■ Work to complete ■
Copy exactly, and only, the lines from the line containing "Extract the structured" through the last line of the records below, both included, and leave out any pictures.
=== Records provided ===
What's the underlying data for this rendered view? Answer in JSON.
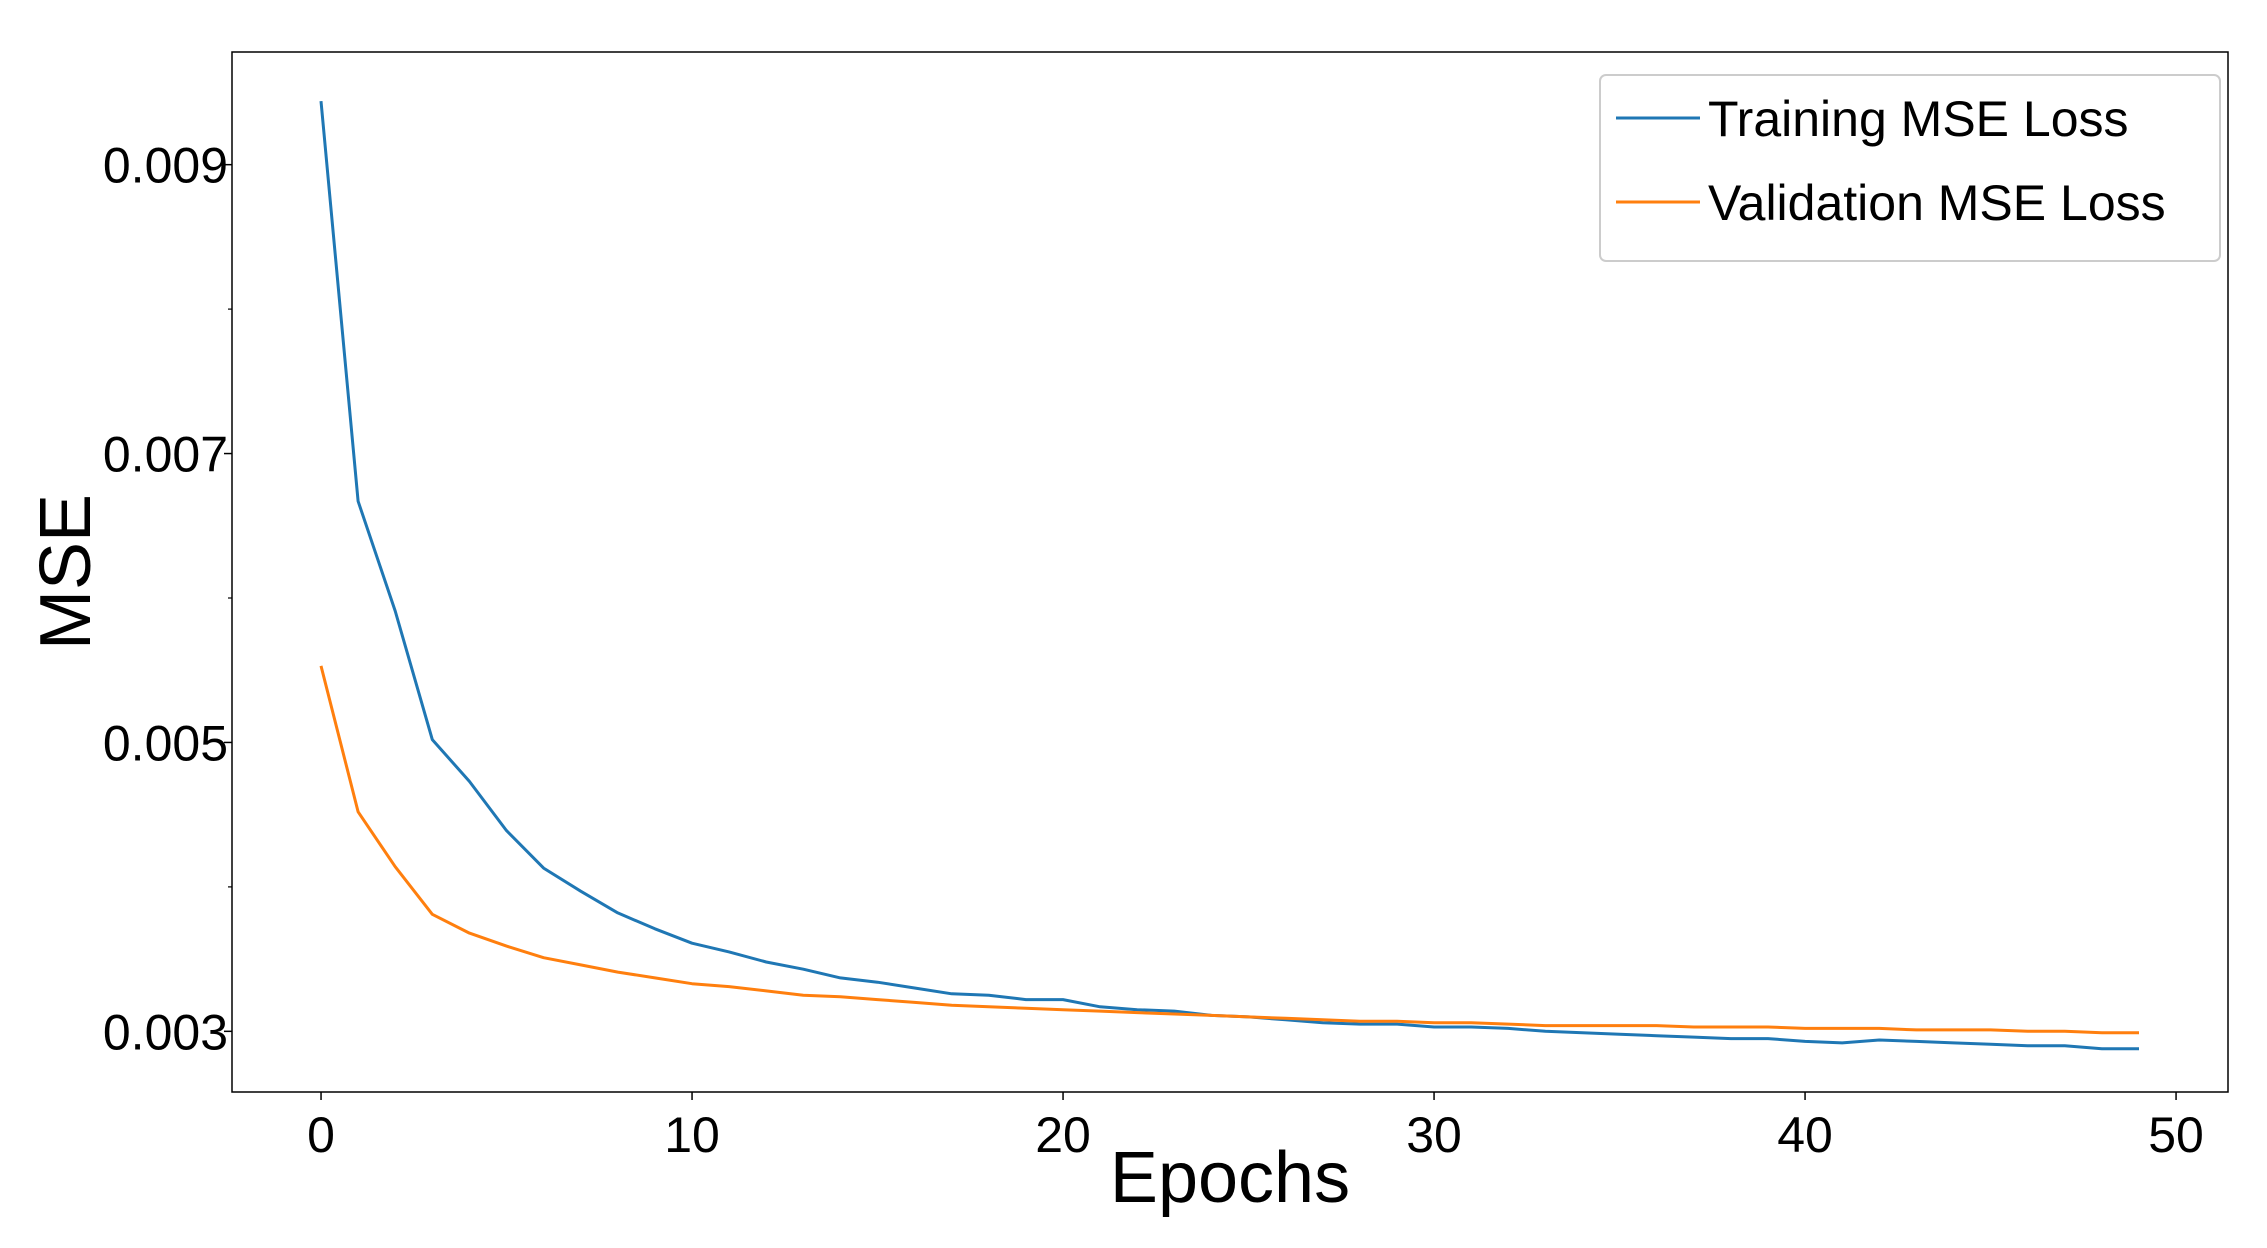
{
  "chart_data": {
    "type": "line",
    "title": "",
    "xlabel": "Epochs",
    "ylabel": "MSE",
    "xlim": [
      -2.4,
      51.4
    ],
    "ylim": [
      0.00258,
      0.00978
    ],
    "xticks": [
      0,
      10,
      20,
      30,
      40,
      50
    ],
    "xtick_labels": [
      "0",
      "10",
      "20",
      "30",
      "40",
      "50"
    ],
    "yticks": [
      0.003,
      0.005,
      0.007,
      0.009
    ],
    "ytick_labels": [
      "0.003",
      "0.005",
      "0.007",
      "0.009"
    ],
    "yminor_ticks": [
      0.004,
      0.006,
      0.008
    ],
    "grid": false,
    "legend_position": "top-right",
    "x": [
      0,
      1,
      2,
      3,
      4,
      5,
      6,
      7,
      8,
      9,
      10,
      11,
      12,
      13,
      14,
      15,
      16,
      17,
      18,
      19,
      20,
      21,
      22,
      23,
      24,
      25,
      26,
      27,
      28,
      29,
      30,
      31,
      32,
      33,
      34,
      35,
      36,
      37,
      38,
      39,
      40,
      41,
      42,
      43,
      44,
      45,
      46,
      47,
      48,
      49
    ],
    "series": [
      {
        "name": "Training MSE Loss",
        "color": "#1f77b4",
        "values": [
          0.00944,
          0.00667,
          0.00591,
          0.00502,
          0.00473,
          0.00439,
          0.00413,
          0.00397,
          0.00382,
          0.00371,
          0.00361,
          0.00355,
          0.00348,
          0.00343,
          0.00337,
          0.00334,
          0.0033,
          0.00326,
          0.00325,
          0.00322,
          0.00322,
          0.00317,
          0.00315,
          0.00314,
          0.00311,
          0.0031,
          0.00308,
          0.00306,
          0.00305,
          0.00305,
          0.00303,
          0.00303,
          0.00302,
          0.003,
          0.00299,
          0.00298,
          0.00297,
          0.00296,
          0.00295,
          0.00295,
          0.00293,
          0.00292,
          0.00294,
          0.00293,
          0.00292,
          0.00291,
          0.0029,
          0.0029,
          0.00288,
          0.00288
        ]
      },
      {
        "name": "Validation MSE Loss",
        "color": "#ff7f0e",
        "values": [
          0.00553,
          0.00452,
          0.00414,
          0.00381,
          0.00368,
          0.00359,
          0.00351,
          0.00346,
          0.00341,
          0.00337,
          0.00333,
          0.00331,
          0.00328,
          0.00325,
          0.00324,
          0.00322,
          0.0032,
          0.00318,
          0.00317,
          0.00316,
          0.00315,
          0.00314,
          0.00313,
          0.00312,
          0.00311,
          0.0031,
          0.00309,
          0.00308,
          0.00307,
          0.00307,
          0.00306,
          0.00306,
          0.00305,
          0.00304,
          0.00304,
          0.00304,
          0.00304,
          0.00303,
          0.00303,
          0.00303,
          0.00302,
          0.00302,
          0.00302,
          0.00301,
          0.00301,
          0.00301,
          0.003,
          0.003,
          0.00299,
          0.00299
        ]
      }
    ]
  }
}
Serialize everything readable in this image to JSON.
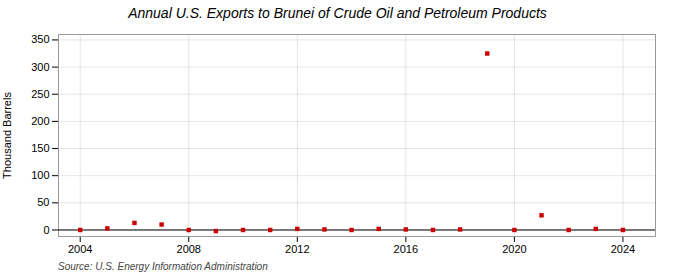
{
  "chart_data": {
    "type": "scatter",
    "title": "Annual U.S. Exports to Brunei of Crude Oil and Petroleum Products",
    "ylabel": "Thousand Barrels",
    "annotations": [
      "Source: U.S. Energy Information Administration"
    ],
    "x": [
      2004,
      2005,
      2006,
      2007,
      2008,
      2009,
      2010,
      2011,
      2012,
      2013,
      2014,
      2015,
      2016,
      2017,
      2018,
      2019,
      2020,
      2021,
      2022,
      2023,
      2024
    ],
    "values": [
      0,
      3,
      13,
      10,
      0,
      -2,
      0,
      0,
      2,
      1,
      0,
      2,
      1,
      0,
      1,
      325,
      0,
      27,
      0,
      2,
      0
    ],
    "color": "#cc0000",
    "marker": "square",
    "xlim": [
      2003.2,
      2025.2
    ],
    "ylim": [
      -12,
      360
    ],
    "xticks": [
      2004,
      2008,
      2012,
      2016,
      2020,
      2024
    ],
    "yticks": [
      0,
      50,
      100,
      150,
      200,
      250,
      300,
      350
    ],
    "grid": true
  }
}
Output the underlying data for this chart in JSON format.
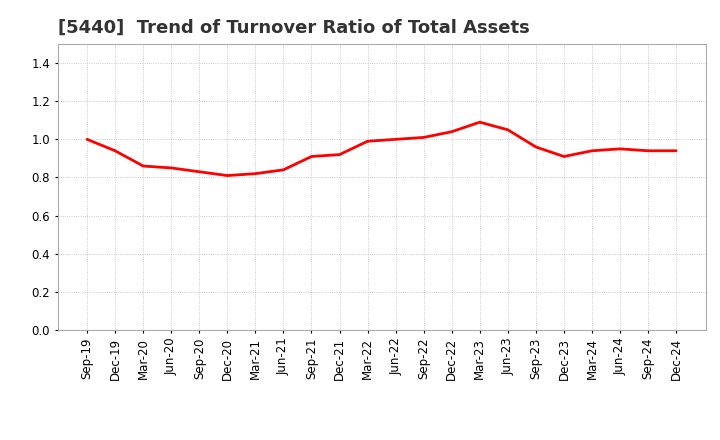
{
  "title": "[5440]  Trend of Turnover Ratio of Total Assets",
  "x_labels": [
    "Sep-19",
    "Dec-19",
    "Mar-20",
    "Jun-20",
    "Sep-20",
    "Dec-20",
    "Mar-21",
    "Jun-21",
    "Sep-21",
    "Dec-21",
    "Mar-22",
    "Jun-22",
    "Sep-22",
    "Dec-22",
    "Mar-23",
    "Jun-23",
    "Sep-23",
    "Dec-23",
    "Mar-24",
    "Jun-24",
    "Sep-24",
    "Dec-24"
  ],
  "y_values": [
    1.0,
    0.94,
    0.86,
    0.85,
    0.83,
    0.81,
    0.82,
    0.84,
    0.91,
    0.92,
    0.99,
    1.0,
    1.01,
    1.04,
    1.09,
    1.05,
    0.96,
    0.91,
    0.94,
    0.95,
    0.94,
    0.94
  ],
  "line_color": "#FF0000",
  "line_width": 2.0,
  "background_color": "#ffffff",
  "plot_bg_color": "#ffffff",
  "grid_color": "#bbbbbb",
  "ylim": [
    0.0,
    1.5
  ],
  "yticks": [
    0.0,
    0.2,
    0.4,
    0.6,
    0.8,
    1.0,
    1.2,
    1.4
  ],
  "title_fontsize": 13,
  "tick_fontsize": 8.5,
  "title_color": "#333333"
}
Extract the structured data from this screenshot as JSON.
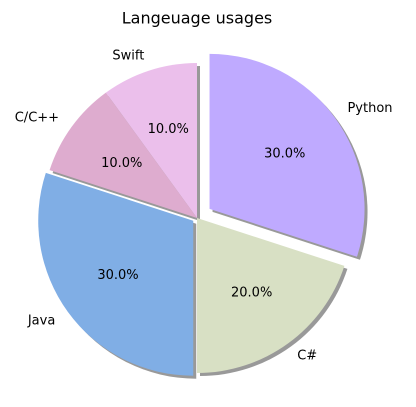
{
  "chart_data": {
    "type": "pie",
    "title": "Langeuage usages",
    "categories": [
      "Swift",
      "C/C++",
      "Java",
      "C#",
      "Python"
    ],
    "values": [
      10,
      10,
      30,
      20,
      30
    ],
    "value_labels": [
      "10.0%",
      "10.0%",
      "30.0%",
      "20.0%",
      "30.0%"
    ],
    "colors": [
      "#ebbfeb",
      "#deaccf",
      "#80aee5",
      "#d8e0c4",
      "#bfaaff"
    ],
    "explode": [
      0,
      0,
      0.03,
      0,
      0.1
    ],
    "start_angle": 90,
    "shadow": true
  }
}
===
■ Reply ■
Extract the structured data from this screenshot as JSON.
{
  "chart_data": {
    "type": "pie",
    "title": "Langeuage usages",
    "categories": [
      "Swift",
      "C/C++",
      "Java",
      "C#",
      "Python"
    ],
    "values": [
      10,
      10,
      30,
      20,
      30
    ],
    "value_labels": [
      "10.0%",
      "10.0%",
      "30.0%",
      "20.0%",
      "30.0%"
    ],
    "colors": [
      "#ebbfeb",
      "#deaccf",
      "#80aee5",
      "#d8e0c4",
      "#bfaaff"
    ],
    "explode": [
      0,
      0,
      0.03,
      0,
      0.1
    ],
    "start_angle": 90,
    "shadow": true
  }
}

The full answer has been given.